══ TASK DATA ══
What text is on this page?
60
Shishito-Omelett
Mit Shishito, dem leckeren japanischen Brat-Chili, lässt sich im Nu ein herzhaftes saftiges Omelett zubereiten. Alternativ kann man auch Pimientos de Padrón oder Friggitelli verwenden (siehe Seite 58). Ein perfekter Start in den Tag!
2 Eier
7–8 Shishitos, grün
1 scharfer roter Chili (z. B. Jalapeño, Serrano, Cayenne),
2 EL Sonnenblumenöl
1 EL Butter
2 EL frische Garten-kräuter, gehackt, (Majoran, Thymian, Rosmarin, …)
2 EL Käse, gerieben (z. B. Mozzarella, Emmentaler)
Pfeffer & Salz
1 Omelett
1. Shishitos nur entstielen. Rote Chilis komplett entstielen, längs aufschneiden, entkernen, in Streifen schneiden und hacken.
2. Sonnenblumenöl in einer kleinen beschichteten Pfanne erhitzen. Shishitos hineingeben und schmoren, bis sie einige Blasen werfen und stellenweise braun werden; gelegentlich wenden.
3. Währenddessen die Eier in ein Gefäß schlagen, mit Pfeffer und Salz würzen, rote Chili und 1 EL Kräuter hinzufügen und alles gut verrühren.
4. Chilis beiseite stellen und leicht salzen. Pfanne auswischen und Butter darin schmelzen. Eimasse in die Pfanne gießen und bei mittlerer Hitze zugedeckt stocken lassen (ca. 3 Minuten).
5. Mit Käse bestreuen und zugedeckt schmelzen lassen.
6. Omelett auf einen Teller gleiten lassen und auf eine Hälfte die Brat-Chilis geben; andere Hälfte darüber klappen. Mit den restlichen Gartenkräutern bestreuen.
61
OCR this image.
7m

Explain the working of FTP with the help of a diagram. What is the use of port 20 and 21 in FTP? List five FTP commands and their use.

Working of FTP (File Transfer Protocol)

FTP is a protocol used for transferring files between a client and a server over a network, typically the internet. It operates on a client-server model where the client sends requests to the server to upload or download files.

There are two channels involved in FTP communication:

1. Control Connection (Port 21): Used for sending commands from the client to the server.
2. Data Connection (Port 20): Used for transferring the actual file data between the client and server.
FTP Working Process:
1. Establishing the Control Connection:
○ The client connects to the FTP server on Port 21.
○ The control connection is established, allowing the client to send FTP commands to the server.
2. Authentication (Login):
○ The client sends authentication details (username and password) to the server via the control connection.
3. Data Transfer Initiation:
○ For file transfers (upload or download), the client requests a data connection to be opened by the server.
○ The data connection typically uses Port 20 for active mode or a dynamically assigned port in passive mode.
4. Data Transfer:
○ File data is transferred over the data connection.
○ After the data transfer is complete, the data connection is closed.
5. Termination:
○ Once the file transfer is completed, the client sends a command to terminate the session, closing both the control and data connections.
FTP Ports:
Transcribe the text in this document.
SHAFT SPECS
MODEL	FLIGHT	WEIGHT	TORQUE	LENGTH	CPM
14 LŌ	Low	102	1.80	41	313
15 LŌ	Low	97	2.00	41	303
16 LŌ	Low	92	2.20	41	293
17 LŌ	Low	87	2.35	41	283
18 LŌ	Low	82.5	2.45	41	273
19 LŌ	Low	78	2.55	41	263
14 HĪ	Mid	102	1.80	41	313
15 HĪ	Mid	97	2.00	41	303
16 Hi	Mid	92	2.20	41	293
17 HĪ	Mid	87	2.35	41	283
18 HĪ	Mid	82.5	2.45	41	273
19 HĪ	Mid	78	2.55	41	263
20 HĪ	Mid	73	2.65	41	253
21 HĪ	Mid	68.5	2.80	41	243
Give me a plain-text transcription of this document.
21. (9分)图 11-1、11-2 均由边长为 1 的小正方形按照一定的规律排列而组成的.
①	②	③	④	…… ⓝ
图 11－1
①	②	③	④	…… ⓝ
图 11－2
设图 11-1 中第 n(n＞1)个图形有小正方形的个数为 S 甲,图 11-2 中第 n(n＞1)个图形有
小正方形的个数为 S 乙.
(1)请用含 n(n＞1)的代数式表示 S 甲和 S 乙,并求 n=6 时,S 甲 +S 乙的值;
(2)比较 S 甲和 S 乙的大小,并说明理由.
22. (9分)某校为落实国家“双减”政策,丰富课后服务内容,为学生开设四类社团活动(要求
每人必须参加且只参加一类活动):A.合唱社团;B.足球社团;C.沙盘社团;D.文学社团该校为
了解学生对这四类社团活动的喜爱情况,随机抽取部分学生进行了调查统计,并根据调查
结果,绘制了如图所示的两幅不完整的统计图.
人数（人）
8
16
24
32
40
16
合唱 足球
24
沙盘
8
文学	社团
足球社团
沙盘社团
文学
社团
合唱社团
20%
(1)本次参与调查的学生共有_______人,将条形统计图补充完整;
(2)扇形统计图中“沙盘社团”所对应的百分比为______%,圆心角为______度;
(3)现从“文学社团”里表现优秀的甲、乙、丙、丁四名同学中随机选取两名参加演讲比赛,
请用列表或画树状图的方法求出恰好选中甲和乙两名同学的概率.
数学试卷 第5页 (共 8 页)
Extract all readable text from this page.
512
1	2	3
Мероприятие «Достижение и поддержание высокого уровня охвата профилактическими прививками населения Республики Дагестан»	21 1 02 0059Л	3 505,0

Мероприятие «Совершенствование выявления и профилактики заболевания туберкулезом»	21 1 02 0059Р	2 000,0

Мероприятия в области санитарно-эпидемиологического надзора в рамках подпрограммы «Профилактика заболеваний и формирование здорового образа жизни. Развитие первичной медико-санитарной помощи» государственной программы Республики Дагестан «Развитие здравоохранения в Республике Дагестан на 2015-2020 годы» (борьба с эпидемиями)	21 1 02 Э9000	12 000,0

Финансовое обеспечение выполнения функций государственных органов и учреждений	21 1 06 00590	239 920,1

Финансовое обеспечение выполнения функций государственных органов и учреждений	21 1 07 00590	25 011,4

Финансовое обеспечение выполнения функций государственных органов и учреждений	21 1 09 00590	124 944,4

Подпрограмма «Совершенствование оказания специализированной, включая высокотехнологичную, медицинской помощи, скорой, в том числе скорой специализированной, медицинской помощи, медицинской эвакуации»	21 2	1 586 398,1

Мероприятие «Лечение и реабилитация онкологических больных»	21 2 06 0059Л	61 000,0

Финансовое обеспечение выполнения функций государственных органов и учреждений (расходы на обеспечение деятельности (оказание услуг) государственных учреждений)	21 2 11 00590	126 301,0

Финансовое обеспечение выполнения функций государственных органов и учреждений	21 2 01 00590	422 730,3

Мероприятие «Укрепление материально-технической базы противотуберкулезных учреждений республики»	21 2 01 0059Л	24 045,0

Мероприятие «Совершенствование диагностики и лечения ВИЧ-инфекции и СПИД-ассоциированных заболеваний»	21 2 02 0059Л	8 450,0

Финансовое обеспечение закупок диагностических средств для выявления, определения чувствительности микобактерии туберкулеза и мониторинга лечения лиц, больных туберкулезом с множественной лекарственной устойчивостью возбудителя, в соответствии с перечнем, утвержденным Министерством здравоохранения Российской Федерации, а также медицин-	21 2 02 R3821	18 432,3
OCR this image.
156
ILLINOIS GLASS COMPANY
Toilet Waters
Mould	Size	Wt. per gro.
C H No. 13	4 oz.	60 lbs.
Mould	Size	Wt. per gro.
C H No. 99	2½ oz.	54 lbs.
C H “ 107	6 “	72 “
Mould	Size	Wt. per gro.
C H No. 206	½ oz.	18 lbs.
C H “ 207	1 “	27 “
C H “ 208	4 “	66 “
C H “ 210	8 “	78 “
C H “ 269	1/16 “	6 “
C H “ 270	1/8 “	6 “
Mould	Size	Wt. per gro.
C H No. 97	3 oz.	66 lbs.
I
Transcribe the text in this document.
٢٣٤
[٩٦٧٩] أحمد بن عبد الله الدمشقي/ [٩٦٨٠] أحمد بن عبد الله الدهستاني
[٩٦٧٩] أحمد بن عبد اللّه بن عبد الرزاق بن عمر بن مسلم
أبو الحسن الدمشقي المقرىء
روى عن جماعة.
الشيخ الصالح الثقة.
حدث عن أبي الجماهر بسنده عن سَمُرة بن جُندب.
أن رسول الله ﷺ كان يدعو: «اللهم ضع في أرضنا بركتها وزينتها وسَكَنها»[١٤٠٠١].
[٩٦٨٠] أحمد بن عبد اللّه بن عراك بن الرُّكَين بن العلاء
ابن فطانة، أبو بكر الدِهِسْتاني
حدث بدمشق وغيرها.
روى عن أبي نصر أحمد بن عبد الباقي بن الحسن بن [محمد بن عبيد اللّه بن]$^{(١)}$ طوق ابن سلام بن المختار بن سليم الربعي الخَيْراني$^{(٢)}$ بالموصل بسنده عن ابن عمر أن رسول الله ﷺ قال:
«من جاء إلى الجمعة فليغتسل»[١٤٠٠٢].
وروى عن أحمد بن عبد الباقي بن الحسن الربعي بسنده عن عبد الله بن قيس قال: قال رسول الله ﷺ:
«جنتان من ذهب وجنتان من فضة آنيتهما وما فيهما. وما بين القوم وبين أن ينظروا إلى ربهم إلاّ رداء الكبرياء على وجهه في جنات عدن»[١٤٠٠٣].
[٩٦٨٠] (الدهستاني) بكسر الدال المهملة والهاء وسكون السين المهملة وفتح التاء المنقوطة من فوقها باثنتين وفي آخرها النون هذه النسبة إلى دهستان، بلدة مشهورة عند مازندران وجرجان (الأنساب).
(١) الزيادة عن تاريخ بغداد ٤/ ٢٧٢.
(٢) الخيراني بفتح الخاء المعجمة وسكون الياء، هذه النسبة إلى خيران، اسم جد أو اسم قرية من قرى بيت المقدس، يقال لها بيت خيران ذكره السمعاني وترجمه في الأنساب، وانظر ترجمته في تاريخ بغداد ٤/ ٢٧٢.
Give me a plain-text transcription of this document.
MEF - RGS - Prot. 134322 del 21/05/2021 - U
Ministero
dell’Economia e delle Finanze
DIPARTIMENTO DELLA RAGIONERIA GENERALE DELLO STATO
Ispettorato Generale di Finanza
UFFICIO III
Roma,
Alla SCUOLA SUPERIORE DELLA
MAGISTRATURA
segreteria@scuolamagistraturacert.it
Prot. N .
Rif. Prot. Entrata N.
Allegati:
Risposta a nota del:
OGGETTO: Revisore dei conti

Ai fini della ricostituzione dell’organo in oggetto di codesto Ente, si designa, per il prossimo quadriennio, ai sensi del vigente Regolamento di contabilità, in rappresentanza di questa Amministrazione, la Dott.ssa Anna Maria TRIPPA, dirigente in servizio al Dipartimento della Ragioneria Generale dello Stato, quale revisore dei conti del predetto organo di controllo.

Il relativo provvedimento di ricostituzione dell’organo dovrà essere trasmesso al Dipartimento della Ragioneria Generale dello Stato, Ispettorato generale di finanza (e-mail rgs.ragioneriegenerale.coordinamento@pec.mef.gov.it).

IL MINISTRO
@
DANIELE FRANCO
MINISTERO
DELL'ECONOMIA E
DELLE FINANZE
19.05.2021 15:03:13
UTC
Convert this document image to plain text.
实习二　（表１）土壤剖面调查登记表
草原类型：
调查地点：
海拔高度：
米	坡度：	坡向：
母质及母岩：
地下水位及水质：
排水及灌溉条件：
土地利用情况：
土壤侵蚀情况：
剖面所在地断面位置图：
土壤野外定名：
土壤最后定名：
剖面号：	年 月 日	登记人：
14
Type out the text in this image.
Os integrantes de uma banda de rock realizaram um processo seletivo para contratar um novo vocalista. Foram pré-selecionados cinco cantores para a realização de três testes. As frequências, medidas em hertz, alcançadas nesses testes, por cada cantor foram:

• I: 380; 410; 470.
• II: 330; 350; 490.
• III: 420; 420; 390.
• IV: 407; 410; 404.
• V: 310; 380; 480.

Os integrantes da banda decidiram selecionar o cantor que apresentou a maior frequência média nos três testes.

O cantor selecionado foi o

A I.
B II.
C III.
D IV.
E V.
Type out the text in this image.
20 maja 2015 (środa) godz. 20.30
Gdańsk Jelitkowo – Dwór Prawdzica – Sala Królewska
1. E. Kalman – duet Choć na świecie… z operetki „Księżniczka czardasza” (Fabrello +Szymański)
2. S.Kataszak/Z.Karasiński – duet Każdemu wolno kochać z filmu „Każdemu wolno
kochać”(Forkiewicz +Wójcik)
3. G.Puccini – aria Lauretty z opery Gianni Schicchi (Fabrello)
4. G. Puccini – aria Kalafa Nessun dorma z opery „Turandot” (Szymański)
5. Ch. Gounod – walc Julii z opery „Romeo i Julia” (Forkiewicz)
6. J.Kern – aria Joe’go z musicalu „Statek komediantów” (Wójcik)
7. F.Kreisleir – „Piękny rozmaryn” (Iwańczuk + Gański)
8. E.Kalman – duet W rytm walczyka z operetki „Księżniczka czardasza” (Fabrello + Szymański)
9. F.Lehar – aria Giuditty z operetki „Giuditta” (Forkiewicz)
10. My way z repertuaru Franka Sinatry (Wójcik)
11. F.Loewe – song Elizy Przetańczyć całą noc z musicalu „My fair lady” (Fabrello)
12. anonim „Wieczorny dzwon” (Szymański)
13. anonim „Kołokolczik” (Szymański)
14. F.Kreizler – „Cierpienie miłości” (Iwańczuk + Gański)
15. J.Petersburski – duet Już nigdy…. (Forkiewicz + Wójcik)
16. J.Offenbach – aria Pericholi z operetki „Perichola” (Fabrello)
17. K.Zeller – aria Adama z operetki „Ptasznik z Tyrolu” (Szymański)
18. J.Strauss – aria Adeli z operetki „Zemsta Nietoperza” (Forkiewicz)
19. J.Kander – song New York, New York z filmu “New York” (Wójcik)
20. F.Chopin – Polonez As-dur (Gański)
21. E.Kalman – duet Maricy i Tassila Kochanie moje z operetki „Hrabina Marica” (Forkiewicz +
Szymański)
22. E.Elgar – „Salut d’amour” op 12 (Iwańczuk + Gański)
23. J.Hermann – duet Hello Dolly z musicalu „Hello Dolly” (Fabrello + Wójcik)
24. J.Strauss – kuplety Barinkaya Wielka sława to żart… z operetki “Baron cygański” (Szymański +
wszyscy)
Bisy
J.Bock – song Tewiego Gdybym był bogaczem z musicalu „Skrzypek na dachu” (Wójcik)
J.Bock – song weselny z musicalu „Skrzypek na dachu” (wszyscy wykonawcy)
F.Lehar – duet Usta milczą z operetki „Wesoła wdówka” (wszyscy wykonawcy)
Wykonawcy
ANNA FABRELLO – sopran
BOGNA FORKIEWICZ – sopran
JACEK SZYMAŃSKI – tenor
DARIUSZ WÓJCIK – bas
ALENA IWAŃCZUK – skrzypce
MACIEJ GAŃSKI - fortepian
═══
_DO THIS_: Scan the entries above and work out how many lines include the word "Käse"; the reply is that number alone.

_OUTPUT OF THE EXERCISE_: 2